##### Exercise text #####

It's not just nurses that's needed, it's admin staff (that would allow medical staff to actually do medical things), estate staff (if the NHS wasn't doing what it did it would have been shut down by the HSE years ago) and probably loads more folk behind the scenes.
I'd say you're not going to start seeing the benefits before 3-4 years as the organisation adapts and gets used to it's new norm. It's doable, it's noticeable within a term but a year is just completely unrealistic.
And I wouldn't be buggering about with anything else until the main body is sorted (or at least significantly improved), that's just asking for trouble. Second term goals.
"So would you wait 5-10 years before seeing any improvements or would you rather see something in a year?"
A hospital has a 30 year lifespan and they're unbelievably complicated buildings. In the dialysis unit near me, the wiring and gas piping for each bed had to be designed on a computer before any physical works could begin. This is going to shock you, but actually there are not many people in the world that have those design skills and they're busy as hell - and that's just one tiny element of designing and building a hospital.
You seem to be one of these "stuff and nonsense" types that thinks that all that is required is to have a gästarbeiter in a bulldozer pushing earth around begin work, and then everything else follows. This is the Boris Johnson approach that involves him getting photographed in a high viz vest and then buggering off. Actually, it's not the case that everyone else is slow and unimaginative, and that you're the visionary. It's that some of this stuff is very, very complicated and takes time.

##### Entries provided #####

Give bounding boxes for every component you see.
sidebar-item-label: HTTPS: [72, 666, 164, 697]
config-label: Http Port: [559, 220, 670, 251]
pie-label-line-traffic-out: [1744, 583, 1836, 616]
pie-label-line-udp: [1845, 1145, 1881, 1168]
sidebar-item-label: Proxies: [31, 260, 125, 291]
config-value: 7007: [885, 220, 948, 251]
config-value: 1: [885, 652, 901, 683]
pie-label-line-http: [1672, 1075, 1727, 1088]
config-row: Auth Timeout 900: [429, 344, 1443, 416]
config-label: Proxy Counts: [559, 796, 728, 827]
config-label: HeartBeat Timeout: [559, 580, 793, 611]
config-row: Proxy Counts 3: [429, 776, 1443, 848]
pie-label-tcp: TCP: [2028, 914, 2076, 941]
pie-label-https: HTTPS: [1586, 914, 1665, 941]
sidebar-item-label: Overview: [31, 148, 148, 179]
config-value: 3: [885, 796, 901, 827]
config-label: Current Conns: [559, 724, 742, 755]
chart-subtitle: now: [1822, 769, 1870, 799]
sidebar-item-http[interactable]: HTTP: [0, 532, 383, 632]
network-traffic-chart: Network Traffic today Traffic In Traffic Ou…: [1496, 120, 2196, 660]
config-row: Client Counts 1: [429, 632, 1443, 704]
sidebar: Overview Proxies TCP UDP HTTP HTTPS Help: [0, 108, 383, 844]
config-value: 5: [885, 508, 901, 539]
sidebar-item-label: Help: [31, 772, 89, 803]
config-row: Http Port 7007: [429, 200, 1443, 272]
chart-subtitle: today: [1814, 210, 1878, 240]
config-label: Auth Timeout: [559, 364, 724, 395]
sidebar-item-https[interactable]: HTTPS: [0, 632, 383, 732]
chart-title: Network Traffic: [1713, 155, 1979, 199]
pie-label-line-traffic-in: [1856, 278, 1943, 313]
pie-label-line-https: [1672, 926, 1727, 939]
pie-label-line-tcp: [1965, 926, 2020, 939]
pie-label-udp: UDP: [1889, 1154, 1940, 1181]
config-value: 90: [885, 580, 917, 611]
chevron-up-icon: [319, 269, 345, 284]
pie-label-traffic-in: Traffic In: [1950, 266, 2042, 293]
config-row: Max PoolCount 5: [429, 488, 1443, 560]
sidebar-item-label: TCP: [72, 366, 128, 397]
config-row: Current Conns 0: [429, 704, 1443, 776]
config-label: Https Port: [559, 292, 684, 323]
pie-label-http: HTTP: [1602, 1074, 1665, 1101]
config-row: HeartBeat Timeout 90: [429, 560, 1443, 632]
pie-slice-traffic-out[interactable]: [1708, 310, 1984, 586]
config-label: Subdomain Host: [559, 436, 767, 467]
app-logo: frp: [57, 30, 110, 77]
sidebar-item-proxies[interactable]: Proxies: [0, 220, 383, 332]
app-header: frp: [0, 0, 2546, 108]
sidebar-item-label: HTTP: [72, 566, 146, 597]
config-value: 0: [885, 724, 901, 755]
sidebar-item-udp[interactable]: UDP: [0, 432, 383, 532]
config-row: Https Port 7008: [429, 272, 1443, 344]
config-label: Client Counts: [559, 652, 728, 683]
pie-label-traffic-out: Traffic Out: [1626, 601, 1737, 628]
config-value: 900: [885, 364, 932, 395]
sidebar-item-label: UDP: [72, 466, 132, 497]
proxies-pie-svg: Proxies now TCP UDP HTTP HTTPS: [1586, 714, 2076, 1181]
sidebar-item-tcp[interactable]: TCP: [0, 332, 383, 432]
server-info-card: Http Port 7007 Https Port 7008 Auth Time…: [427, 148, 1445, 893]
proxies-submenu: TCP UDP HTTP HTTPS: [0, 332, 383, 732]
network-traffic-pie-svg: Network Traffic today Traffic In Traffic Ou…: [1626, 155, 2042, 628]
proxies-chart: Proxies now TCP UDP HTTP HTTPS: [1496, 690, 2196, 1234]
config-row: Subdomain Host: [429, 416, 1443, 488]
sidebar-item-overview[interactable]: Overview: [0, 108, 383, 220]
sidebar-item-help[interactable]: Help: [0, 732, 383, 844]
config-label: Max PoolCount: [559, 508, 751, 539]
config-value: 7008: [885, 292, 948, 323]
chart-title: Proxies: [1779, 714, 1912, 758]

#####

**Exercise requirements:**
(a) Answer these questions from the NHS comment:
(i) What lifespan does it give a hospital?
(ii) How long does the writer say it will take before the benefits start to be seen?
(iii) In the dialysis unit, what had to be designed on a computer before any physical works could begin?
(b) Reproduce the part of the NHS comment starting with "And I wouldn't" and going on through "building a hospital.".

**Answers by item number:**
(a)
(i) 30 years
(ii) 3-4 years
(iii) The wiring and gas piping for each bed

(b)
And I wouldn't be buggering about with anything else until the main body is sorted (or at least significantly improved), that's just asking for trouble. Second term goals.
"So would you wait 5-10 years before seeing any improvements or would you rather see something in a year?"
A hospital has a 30 year lifespan and they're unbelievably complicated buildings. In the dialysis unit near me, the wiring and gas piping for each bed had to be designed on a computer before any physical works could begin. This is going to shock you, but actually there are not many people in the world that have those design skills and they're busy as hell - and that's just one tiny element of designing and building a hospital.